** BEGIN Material to process **

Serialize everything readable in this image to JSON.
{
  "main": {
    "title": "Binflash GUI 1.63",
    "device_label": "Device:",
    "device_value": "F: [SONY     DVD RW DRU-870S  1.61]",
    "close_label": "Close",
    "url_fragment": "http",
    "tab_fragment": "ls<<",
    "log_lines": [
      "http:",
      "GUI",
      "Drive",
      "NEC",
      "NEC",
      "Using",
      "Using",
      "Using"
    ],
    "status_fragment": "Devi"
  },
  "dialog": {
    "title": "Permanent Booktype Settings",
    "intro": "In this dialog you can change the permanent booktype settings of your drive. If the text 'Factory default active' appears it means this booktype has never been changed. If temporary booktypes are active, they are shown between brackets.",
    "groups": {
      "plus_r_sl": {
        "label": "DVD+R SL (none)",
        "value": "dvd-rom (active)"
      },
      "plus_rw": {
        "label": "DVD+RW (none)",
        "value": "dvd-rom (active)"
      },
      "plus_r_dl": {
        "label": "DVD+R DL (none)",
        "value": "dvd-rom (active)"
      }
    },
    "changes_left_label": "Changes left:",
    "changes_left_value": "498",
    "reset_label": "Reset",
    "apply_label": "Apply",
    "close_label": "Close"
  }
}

** END Material to process **

### Requirement
Pick each line holding the word "Close" out of the data and copy it.

### The reply
    "close_label": "Close",
    "close_label": "Close"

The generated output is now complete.